■ **Direction**
Show every line in the records below that contains the word "cover".

──────── Provided entries

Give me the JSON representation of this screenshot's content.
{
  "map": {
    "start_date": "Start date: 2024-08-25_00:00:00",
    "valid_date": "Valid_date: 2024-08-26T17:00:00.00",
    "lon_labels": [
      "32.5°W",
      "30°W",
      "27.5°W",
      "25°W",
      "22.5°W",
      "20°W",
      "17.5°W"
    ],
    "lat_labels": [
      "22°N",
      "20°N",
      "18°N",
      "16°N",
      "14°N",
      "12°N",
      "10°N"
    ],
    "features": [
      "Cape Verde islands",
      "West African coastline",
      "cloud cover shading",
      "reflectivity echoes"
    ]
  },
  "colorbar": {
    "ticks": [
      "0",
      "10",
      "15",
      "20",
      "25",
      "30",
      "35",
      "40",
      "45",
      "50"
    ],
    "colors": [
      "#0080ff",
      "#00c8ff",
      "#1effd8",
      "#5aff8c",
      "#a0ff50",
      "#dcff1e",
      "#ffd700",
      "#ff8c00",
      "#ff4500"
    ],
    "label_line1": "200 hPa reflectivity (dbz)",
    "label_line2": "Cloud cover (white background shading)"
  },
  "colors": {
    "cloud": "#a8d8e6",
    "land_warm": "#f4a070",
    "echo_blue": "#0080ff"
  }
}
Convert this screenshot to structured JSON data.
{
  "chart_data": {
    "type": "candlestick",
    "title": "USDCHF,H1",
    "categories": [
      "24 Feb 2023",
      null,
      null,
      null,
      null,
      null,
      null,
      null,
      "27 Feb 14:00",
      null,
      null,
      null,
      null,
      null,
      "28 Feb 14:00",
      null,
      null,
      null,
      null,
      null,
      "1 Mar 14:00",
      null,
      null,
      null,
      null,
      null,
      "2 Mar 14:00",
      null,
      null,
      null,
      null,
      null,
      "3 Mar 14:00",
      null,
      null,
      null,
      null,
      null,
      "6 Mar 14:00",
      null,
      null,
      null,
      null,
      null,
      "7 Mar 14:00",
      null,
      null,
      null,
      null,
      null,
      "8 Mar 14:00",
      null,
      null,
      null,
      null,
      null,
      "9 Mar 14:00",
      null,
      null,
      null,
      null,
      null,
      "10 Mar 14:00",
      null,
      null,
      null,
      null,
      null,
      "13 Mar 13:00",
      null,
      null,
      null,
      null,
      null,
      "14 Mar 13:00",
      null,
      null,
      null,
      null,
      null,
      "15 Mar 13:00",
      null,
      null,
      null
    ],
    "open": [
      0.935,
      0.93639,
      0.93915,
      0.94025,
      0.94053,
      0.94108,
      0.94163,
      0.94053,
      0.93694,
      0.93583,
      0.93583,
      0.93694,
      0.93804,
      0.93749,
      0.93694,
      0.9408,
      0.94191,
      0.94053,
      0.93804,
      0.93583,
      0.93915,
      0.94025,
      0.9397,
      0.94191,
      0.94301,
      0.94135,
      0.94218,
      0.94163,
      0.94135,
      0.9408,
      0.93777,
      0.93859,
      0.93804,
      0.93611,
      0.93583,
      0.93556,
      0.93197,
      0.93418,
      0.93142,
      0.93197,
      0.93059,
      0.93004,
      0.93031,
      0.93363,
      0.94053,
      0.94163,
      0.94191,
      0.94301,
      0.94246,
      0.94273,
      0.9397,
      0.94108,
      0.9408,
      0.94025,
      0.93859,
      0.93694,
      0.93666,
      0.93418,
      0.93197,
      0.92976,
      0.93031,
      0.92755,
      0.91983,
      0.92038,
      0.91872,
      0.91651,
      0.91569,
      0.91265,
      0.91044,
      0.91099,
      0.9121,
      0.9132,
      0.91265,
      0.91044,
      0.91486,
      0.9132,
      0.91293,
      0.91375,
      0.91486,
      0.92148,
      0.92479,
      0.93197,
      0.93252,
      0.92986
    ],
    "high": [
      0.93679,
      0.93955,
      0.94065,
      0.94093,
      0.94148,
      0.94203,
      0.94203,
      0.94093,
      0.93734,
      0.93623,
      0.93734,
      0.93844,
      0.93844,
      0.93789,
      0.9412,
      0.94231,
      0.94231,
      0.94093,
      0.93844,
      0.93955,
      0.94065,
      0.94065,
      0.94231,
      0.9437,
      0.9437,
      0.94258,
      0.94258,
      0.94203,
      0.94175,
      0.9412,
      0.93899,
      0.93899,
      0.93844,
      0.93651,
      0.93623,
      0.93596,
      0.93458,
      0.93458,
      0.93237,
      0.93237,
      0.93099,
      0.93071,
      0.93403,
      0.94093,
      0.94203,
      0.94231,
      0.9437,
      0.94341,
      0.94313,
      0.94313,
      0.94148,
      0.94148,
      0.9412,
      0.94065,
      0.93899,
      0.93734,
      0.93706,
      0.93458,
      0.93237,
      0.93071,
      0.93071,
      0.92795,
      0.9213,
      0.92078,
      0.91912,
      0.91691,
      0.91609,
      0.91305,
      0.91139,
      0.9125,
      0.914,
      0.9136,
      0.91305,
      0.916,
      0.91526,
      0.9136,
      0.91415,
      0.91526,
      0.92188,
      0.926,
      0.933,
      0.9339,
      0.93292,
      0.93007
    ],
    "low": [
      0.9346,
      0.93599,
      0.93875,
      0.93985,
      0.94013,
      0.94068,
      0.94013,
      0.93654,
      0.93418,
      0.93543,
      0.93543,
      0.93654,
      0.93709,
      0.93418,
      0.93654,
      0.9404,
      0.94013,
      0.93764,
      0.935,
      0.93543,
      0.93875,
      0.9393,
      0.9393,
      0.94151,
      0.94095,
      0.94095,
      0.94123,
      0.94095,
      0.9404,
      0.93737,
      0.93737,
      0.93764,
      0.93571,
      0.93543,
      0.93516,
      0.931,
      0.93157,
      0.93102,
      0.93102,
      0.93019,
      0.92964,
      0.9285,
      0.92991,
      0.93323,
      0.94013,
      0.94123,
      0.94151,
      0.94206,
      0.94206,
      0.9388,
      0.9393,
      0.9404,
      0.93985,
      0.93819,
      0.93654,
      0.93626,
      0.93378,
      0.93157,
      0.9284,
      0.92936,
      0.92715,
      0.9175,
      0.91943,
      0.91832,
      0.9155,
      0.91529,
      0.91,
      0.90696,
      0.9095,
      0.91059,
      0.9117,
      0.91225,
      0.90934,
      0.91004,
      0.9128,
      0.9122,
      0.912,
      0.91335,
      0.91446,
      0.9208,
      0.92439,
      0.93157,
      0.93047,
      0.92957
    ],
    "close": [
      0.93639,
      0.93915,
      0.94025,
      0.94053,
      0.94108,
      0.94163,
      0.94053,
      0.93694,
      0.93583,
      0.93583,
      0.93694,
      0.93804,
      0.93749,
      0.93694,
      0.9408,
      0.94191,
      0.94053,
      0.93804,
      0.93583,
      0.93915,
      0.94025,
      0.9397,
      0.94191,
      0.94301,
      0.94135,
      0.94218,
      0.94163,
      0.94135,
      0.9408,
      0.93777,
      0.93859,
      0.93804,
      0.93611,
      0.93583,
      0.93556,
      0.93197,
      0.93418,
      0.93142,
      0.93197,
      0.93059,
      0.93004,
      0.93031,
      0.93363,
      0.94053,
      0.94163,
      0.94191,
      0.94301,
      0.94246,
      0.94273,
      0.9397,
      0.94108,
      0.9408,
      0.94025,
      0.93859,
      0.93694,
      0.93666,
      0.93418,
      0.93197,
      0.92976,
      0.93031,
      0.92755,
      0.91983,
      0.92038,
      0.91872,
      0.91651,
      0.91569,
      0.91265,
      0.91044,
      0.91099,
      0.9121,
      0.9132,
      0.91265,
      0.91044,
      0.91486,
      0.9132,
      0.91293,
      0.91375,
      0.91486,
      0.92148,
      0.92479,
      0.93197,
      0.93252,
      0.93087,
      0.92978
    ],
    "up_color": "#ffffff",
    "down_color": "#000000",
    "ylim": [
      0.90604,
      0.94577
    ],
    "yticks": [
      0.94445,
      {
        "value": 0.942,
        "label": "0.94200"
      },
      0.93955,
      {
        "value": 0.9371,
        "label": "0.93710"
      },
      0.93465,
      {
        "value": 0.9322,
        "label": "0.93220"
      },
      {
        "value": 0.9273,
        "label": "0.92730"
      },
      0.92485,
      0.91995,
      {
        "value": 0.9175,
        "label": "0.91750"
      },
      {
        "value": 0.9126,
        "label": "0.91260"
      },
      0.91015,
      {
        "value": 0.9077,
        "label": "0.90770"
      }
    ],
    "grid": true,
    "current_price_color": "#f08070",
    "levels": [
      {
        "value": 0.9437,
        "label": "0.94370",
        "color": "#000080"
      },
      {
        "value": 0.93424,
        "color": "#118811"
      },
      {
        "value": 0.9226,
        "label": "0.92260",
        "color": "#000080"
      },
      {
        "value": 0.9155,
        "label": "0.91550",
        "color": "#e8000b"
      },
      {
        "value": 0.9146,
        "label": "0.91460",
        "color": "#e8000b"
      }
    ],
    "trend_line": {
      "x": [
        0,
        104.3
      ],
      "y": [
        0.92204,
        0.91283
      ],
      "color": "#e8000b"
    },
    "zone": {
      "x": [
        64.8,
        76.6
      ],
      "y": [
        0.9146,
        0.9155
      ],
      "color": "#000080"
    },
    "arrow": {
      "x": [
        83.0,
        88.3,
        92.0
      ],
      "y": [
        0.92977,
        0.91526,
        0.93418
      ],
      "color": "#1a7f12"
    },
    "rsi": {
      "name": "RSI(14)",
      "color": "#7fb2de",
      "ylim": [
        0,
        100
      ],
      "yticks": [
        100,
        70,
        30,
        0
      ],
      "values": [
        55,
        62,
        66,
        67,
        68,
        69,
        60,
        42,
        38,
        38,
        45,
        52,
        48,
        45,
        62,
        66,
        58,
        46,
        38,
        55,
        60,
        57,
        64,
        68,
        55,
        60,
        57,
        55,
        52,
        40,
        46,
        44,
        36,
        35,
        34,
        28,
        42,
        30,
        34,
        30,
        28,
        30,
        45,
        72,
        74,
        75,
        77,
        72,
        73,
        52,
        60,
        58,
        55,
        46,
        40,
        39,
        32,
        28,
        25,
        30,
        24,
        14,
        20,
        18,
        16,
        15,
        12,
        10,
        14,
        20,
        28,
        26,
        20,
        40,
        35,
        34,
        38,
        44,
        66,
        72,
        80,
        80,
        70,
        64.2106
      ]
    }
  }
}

────────────────

■ **Problem solution**
      "cloud cover shading",
    "label_line2": "Cloud cover (white background shading)"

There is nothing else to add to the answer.